**Given task**: Using the records below, locate all lines containing "Temperature" and return them.

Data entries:
--- START ---
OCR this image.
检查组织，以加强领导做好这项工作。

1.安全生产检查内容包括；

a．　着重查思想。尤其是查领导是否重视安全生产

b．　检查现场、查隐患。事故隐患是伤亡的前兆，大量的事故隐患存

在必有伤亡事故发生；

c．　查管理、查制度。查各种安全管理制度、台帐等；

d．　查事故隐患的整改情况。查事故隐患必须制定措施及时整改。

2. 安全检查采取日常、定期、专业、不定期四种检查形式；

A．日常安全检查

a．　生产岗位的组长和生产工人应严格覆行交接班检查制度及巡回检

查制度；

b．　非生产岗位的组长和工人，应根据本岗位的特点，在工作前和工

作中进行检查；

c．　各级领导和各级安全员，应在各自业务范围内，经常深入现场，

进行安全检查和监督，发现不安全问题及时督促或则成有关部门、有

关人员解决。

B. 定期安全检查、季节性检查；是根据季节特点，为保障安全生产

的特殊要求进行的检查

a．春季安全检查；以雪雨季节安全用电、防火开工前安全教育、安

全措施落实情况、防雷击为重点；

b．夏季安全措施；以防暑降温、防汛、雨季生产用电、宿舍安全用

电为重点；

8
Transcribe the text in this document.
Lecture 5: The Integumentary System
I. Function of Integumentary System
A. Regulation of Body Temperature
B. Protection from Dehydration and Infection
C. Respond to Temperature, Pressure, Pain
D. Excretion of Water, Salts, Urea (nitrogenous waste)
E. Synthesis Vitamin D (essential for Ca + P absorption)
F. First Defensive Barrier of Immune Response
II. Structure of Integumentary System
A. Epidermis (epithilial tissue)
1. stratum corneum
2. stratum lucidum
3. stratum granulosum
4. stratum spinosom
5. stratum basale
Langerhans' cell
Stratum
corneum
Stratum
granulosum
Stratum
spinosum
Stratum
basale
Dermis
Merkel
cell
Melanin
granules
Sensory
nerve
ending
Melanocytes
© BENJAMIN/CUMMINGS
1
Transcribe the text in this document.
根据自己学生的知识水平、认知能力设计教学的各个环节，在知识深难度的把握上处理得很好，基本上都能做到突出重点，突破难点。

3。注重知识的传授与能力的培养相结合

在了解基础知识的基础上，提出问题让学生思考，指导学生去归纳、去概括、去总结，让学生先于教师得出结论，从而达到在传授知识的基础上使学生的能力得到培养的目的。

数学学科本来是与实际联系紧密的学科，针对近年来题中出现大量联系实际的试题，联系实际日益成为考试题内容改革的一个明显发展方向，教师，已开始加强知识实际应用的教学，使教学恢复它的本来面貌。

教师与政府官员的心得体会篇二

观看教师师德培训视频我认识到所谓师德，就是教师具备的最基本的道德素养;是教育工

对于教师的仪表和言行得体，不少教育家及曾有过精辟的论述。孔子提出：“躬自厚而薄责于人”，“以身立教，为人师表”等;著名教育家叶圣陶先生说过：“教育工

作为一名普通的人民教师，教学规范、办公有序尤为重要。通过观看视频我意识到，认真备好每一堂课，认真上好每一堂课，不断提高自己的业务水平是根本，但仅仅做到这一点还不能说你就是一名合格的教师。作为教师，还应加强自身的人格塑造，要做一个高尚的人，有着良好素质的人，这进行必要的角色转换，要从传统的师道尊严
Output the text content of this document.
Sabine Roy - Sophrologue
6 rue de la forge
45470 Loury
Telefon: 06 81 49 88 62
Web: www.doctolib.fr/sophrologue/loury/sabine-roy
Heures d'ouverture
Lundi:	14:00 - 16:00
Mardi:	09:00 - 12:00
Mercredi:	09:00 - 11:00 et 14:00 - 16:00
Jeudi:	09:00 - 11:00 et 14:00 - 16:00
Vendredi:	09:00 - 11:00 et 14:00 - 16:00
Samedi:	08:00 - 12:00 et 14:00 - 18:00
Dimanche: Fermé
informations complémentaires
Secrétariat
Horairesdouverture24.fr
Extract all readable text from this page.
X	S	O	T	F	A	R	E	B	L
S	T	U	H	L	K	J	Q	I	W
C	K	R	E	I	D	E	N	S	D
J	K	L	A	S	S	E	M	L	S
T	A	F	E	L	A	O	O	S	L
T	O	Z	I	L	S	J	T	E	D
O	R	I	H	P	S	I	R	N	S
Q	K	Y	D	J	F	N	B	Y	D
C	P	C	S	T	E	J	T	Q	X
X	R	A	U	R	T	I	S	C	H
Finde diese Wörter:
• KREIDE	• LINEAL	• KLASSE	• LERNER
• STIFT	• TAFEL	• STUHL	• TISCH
--- END ---
**Answer below**:
A. Regulation of Body Temperature
C. Respond to Temperature, Pressure, Pain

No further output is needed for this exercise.